** start of Provided data **

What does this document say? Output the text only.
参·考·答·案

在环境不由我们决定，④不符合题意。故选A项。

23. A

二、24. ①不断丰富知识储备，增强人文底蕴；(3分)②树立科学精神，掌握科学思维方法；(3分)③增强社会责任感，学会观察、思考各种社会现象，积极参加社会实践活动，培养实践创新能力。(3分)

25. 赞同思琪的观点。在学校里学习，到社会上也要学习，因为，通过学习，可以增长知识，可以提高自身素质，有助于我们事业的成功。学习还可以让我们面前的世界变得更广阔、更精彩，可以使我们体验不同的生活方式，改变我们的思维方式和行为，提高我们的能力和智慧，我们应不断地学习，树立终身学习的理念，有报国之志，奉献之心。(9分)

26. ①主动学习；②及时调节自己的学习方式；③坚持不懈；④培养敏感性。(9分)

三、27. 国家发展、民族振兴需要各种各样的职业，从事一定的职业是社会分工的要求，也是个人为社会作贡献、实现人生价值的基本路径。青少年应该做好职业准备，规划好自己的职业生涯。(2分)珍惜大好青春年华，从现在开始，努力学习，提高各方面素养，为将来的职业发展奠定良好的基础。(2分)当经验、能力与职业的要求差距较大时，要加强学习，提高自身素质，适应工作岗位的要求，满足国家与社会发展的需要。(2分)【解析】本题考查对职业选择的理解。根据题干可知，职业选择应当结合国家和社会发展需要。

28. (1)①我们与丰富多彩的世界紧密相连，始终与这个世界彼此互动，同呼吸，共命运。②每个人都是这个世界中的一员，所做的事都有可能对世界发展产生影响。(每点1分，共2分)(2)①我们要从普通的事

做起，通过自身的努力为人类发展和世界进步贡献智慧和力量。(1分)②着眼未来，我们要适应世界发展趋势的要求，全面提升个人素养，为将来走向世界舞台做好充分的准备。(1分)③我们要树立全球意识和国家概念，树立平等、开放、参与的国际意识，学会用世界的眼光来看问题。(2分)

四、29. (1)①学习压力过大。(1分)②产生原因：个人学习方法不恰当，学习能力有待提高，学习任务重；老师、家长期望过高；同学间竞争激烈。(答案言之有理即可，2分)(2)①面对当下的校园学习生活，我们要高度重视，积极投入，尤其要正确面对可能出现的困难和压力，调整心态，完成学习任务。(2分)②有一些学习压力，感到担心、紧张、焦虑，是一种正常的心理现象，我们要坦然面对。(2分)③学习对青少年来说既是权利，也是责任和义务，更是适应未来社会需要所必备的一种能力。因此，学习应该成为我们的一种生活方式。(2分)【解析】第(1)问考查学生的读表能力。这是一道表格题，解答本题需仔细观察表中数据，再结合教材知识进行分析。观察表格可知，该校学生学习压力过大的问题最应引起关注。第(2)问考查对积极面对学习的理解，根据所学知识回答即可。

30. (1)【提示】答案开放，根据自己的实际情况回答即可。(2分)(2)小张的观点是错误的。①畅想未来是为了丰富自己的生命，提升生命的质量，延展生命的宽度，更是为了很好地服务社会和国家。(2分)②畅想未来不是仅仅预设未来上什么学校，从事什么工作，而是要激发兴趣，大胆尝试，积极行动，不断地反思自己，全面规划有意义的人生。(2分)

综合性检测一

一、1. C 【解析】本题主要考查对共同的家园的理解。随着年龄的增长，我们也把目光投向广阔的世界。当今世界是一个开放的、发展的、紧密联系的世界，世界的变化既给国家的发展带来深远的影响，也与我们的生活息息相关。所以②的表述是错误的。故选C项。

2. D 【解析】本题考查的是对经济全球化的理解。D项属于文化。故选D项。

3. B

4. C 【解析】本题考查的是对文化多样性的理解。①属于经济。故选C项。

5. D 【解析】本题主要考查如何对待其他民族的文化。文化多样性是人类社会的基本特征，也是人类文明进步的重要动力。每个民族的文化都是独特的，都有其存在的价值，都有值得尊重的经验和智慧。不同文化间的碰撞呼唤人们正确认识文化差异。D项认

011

** end of Provided data **

◆ Task description
Using the records above, select and copy every line that has the word "故选C项".

◆ Written reply
一、1. C 【解析】本题主要考查对共同的家园的理解。随着年龄的增长，我们也把目光投向广阔的世界。当今世界是一个开放的、发展的、紧密联系的世界，世界的变化既给国家的发展带来深远的影响，也与我们的生活息息相关。所以②的表述是错误的。故选C项。
4. C 【解析】本题考查的是对文化多样性的理解。①属于经济。故选C项。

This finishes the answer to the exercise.